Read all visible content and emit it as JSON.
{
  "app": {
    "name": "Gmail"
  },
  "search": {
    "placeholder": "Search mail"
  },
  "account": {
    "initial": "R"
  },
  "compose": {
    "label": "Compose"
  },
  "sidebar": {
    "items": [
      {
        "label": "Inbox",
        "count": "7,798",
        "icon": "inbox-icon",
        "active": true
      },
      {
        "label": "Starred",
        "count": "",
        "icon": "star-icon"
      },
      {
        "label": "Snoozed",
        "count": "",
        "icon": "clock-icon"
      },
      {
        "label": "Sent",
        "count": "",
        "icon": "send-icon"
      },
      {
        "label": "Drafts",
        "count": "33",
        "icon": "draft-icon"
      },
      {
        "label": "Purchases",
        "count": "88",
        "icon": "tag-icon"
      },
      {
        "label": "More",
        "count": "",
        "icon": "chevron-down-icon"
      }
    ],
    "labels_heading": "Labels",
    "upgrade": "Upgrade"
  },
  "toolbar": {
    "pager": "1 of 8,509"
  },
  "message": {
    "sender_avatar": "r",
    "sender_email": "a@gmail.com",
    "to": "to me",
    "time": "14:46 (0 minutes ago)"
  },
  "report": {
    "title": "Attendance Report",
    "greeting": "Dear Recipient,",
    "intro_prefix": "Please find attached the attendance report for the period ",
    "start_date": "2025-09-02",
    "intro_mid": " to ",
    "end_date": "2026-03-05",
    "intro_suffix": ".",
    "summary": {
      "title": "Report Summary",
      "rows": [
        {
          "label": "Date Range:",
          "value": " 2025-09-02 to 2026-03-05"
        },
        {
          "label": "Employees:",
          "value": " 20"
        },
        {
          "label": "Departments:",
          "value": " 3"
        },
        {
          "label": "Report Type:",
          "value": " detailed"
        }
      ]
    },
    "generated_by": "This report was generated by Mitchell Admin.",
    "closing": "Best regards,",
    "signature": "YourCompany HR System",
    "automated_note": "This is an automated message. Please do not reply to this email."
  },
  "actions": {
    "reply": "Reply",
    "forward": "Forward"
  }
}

##############################

** SET PROBLEM **
Gather from the entries above all lines that include the string "title".

** RESPONSE BELOW **
    "title": "Attendance Report",
      "title": "Report Summary",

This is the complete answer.